Update the lines starting at the one containing "legend-marker-translucent [140,77,150,87]" and ending at the one containing "dmm-prediction-line [102,10,759,484]" by replacing "thickness" with "depth" and leaving everything else unchanged. Give only those lines.
--- Exercise materials ---
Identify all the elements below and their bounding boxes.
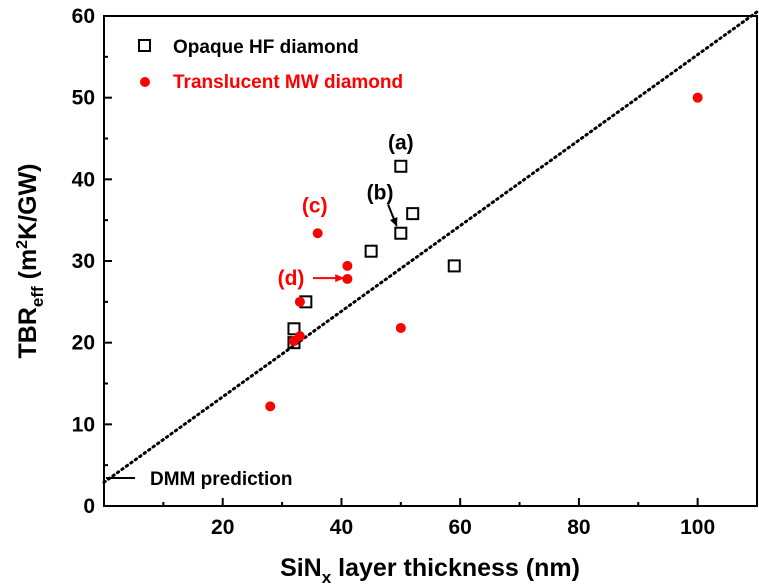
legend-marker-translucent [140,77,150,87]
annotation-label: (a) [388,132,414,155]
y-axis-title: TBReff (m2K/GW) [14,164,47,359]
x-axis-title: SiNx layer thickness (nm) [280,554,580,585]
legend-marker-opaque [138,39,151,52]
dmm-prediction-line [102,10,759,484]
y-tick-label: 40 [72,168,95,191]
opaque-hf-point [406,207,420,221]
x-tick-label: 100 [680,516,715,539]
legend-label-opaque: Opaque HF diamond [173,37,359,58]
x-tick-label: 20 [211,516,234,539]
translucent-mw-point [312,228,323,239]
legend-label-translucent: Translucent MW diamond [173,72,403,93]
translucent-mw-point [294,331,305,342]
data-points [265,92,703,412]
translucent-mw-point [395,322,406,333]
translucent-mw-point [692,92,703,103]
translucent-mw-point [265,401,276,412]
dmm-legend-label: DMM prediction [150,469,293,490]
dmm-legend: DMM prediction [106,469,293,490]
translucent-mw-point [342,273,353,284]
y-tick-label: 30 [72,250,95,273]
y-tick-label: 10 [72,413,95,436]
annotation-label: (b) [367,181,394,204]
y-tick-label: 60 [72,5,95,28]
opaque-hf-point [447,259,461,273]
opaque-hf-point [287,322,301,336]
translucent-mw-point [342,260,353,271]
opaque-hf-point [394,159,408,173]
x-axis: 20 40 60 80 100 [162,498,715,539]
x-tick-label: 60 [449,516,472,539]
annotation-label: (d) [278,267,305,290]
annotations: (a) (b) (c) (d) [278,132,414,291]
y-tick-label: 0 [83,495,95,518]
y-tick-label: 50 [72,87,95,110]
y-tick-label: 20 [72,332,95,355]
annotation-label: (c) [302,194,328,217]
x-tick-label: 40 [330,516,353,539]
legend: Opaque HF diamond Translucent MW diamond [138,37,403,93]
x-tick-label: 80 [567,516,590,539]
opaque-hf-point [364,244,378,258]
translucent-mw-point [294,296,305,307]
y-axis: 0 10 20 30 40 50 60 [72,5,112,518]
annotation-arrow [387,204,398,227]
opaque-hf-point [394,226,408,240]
---
--- Exercise materials ---
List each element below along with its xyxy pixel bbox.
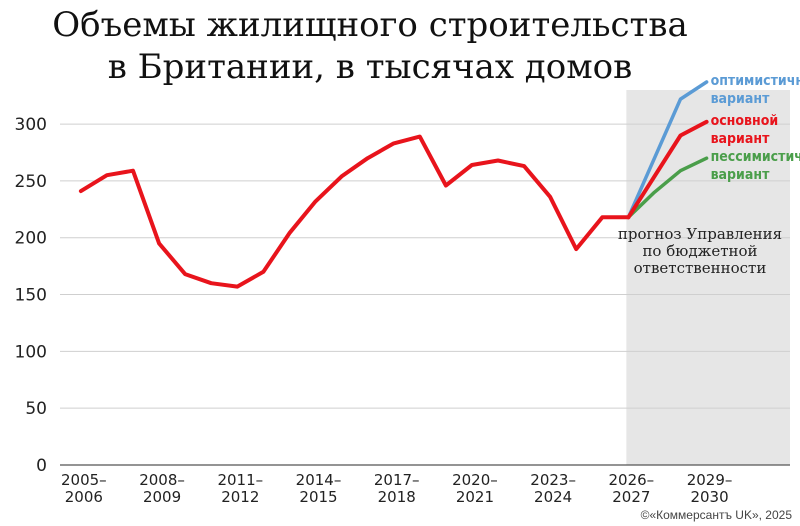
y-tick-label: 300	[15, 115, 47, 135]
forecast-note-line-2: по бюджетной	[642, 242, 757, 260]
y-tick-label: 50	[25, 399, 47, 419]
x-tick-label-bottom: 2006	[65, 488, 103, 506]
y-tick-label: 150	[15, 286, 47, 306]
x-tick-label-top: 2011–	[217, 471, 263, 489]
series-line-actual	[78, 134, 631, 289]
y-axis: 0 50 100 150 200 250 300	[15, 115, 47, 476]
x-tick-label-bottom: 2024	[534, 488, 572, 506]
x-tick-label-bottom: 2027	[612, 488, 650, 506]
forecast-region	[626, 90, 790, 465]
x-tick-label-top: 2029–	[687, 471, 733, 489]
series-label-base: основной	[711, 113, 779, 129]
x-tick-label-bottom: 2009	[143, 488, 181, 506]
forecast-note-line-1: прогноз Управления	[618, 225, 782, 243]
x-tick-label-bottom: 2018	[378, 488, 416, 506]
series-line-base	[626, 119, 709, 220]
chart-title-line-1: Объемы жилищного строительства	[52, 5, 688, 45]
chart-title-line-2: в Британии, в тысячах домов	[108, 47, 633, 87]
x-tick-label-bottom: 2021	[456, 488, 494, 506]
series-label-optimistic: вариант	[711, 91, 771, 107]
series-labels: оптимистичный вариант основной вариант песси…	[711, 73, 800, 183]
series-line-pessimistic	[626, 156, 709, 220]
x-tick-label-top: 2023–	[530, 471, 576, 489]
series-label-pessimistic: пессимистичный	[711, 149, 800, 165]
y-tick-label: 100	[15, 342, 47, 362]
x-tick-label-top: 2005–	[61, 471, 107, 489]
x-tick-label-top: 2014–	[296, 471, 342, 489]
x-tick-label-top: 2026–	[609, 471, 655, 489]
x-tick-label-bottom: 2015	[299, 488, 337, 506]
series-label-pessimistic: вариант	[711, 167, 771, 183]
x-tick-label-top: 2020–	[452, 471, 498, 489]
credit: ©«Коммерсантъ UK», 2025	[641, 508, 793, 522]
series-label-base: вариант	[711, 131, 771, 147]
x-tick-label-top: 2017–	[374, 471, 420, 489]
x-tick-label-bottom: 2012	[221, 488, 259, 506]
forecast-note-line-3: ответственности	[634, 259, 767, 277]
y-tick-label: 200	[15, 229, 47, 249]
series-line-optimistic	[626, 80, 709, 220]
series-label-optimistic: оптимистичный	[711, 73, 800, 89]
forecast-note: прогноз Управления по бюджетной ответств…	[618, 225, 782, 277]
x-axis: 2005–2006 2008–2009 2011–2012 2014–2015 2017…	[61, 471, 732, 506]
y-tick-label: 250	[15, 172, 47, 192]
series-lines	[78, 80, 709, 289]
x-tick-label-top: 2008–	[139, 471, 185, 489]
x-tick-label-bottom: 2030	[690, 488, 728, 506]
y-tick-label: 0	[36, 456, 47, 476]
---
§ **Output of the task**
legend-marker-translucent [140,77,150,87]
annotation-label: (a) [388,132,414,155]
y-axis-title: TBReff (m2K/GW) [14,164,47,359]
x-axis-title: SiNx layer depth (nm) [280,554,580,585]
legend-marker-opaque [138,39,151,52]
dmm-prediction-line [102,10,759,484]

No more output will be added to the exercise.